Stored data entries

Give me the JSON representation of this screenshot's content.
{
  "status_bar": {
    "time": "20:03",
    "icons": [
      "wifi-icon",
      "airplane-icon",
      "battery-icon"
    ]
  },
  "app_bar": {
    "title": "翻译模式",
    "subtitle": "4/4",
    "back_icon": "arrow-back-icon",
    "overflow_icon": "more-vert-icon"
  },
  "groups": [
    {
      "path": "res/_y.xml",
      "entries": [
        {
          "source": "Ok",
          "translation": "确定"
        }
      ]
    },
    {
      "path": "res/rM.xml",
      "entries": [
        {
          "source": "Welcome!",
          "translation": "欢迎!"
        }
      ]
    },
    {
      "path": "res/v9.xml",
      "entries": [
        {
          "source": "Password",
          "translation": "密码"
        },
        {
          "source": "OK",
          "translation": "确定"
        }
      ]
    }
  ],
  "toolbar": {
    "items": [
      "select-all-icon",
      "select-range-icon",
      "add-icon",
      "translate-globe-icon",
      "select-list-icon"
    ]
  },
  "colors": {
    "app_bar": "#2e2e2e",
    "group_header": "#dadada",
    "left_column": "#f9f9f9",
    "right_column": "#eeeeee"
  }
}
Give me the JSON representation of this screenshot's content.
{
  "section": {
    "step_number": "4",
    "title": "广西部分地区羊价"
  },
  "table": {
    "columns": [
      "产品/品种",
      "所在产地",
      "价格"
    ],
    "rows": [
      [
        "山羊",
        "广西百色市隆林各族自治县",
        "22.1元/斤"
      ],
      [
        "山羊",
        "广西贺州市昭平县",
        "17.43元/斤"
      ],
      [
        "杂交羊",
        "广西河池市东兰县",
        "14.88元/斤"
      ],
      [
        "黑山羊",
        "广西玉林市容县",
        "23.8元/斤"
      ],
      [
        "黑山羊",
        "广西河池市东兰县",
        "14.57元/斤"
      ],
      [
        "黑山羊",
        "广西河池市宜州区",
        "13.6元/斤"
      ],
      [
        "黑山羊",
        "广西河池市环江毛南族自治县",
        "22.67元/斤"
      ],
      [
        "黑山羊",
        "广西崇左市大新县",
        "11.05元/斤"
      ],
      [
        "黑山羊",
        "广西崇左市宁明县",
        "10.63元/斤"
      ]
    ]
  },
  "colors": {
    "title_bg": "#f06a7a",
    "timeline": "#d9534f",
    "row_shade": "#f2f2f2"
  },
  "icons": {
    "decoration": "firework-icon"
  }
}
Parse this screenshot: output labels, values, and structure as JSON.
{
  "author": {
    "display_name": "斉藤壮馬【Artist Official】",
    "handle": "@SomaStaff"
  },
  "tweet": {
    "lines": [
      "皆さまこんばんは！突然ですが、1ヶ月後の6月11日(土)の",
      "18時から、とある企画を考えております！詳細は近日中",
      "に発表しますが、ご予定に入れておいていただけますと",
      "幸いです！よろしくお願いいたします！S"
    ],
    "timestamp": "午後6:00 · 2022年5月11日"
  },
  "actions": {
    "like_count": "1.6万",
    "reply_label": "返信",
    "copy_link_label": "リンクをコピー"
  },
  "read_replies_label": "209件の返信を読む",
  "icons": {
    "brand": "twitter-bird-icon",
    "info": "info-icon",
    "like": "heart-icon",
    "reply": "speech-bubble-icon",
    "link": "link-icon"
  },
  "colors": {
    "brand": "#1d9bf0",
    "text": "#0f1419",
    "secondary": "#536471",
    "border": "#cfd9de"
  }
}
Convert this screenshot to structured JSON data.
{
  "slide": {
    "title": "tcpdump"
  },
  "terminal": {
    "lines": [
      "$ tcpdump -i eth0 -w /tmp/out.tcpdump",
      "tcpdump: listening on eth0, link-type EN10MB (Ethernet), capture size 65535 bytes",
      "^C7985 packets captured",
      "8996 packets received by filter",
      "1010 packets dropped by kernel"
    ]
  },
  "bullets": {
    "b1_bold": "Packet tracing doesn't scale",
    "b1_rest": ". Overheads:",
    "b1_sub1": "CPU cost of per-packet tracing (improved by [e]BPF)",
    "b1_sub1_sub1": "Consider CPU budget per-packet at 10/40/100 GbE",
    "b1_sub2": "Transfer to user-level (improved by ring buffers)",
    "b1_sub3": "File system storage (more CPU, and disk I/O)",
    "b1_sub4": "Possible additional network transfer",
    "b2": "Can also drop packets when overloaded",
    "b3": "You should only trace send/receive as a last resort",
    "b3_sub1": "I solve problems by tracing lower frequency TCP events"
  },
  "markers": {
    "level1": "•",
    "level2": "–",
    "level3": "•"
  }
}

Task statement. Beginning at the line that contains "Convert this screenshot", retype each line of the listing up to and including the last one, exactly as it stands, and nothing else.

Task solution.
Convert this screenshot to structured JSON data.
{
  "slide": {
    "title": "tcpdump"
  },
  "terminal": {
    "lines": [
      "$ tcpdump -i eth0 -w /tmp/out.tcpdump",
      "tcpdump: listening on eth0, link-type EN10MB (Ethernet), capture size 65535 bytes",
      "^C7985 packets captured",
      "8996 packets received by filter",
      "1010 packets dropped by kernel"
    ]
  },
  "bullets": {
    "b1_bold": "Packet tracing doesn't scale",
    "b1_rest": ". Overheads:",
    "b1_sub1": "CPU cost of per-packet tracing (improved by [e]BPF)",
    "b1_sub1_sub1": "Consider CPU budget per-packet at 10/40/100 GbE",
    "b1_sub2": "Transfer to user-level (improved by ring buffers)",
    "b1_sub3": "File system storage (more CPU, and disk I/O)",
    "b1_sub4": "Possible additional network transfer",
    "b2": "Can also drop packets when overloaded",
    "b3": "You should only trace send/receive as a last resort",
    "b3_sub1": "I solve problems by tracing lower frequency TCP events"
  },
  "markers": {
    "level1": "•",
    "level2": "–",
    "level3": "•"
  }
}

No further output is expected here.